**EXERCISE AIM**
When a line of the entries contains "structure", please list that line.

**INFORMATION GIVEN**
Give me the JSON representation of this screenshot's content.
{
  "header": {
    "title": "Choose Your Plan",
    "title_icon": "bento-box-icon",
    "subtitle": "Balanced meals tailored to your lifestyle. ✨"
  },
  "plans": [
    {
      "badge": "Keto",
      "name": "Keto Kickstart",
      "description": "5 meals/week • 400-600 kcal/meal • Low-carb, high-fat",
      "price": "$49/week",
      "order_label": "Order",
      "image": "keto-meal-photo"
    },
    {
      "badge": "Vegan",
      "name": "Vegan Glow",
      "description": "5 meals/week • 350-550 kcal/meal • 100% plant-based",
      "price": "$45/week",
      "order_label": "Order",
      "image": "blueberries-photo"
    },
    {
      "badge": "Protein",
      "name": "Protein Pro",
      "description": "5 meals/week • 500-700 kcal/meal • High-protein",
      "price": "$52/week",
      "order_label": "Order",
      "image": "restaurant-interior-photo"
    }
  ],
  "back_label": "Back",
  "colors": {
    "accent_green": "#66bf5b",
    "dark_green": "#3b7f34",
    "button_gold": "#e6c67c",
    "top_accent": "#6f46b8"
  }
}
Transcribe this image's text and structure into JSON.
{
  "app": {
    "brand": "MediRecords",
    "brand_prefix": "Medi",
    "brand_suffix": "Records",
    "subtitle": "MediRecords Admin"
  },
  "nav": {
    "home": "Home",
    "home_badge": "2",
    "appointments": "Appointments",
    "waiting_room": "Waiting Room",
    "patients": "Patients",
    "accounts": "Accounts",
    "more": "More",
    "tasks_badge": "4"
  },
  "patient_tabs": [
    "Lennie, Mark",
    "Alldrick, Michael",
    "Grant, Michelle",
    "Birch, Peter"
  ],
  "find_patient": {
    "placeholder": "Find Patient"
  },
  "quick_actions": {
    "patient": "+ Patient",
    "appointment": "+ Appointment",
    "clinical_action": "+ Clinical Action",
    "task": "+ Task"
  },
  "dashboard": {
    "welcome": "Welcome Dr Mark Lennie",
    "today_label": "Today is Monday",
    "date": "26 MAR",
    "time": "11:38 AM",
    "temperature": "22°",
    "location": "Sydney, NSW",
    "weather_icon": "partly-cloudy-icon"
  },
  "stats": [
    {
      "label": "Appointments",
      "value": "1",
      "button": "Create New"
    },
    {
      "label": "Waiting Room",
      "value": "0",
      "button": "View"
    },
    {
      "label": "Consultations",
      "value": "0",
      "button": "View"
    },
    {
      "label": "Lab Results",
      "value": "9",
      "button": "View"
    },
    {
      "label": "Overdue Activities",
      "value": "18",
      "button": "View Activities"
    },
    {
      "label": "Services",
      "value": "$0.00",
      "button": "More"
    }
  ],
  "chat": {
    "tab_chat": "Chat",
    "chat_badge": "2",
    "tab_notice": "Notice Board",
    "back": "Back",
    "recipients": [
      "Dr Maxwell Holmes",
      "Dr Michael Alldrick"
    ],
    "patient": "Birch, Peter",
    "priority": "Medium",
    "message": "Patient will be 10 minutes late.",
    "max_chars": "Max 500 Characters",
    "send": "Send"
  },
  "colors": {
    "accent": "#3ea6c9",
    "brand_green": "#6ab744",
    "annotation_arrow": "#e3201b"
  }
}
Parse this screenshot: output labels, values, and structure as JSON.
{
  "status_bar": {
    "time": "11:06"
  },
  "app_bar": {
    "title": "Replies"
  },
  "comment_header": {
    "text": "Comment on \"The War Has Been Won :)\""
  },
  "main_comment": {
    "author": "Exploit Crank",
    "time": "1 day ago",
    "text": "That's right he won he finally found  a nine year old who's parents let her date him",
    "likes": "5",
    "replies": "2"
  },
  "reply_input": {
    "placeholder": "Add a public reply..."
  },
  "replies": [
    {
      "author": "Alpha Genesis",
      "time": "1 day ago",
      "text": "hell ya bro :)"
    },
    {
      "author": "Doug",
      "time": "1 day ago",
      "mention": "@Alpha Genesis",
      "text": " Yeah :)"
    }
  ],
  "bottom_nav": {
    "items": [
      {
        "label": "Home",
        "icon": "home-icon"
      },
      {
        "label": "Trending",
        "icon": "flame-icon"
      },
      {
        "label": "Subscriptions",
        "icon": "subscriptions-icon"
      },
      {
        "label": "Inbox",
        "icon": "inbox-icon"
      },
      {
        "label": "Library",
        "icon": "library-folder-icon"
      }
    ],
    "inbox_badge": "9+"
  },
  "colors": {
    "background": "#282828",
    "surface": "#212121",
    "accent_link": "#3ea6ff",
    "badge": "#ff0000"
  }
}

**ANSWER FOR THE TASK**
Transcribe this image's text and structure into JSON.
Parse this screenshot: output labels, values, and structure as JSON.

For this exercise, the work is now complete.